Without the images, output each record below as it stands.

◆ Dataset:
>>>>>

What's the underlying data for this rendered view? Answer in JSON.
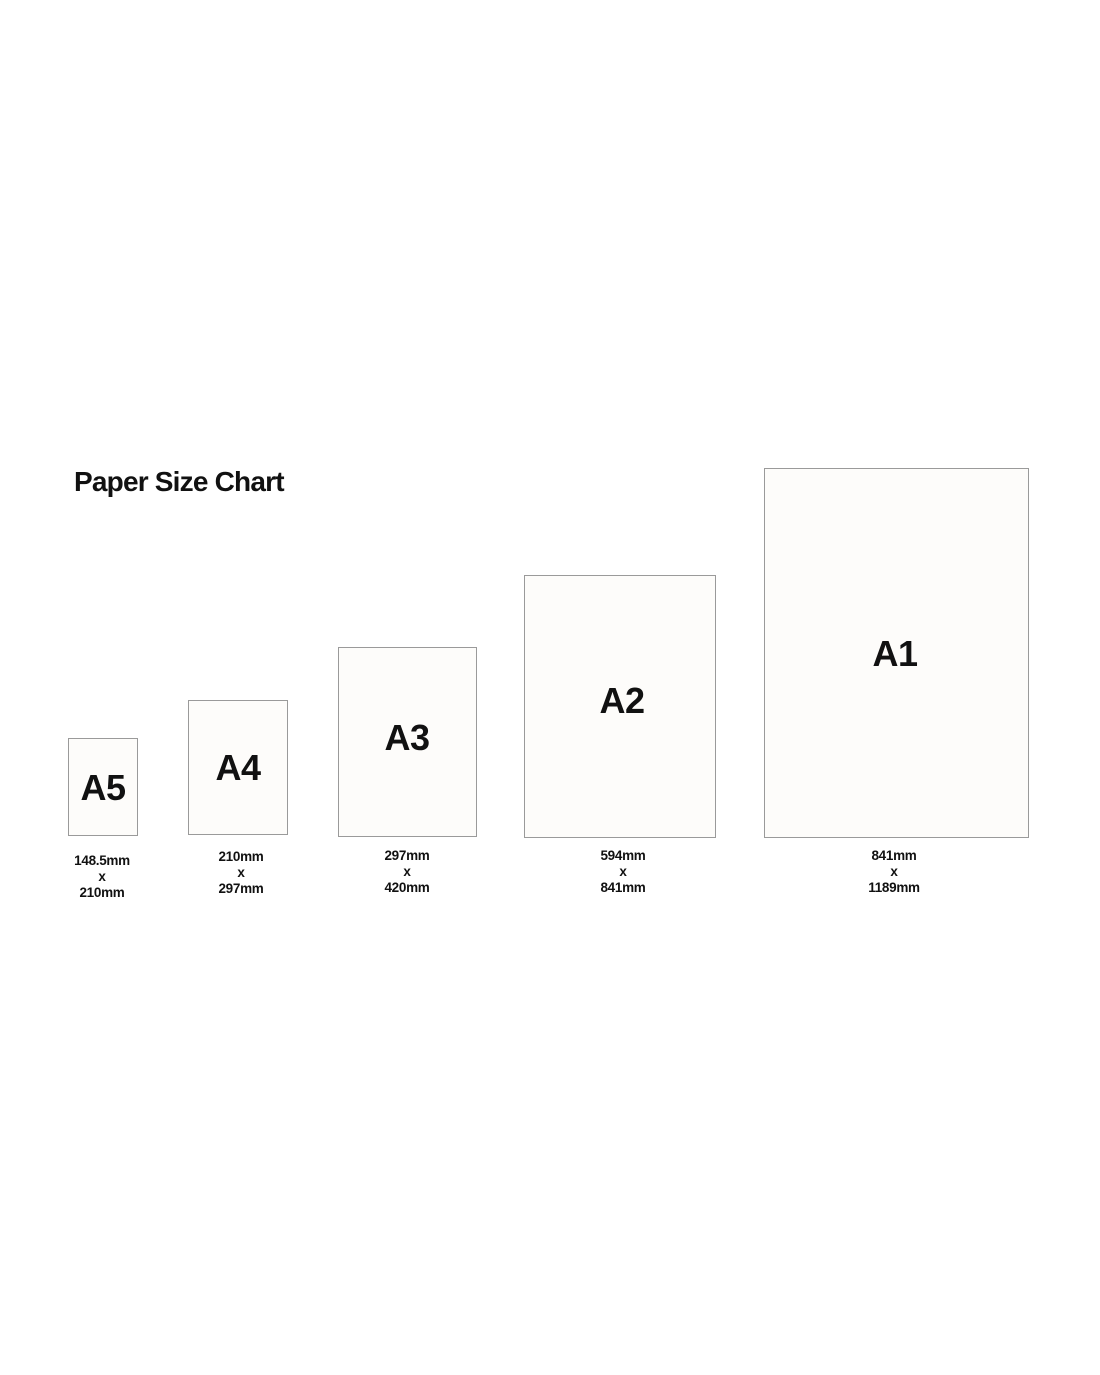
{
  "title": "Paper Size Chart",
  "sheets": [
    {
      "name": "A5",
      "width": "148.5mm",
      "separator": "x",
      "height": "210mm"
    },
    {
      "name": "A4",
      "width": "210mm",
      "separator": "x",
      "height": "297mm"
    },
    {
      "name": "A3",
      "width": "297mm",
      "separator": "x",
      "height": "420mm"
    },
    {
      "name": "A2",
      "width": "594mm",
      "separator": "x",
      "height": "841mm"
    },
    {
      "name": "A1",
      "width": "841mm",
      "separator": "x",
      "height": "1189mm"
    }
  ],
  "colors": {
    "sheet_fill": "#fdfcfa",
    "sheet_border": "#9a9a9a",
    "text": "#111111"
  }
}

<<<<<

◆ Task response:
What's the underlying data for this rendered view? Answer in JSON.
{
  "title": "Paper Size Chart",
  "sheets": [
    {
      "name": "A5",
      "width": "148.5mm",
      "separator": "x",
      "height": "210mm"
    },
    {
      "name": "A4",
      "width": "210mm",
      "separator": "x",
      "height": "297mm"
    },
    {
      "name": "A3",
      "width": "297mm",
      "separator": "x",
      "height": "420mm"
    },
    {
      "name": "A2",
      "width": "594mm",
      "separator": "x",
      "height": "841mm"
    },
    {
      "name": "A1",
      "width": "841mm",
      "separator": "x",
      "height": "1189mm"
    }
  ],
  "colors": {
    "sheet_fill": "#fdfcfa",
    "sheet_border": "#9a9a9a",
    "text": "#111111"
  }
}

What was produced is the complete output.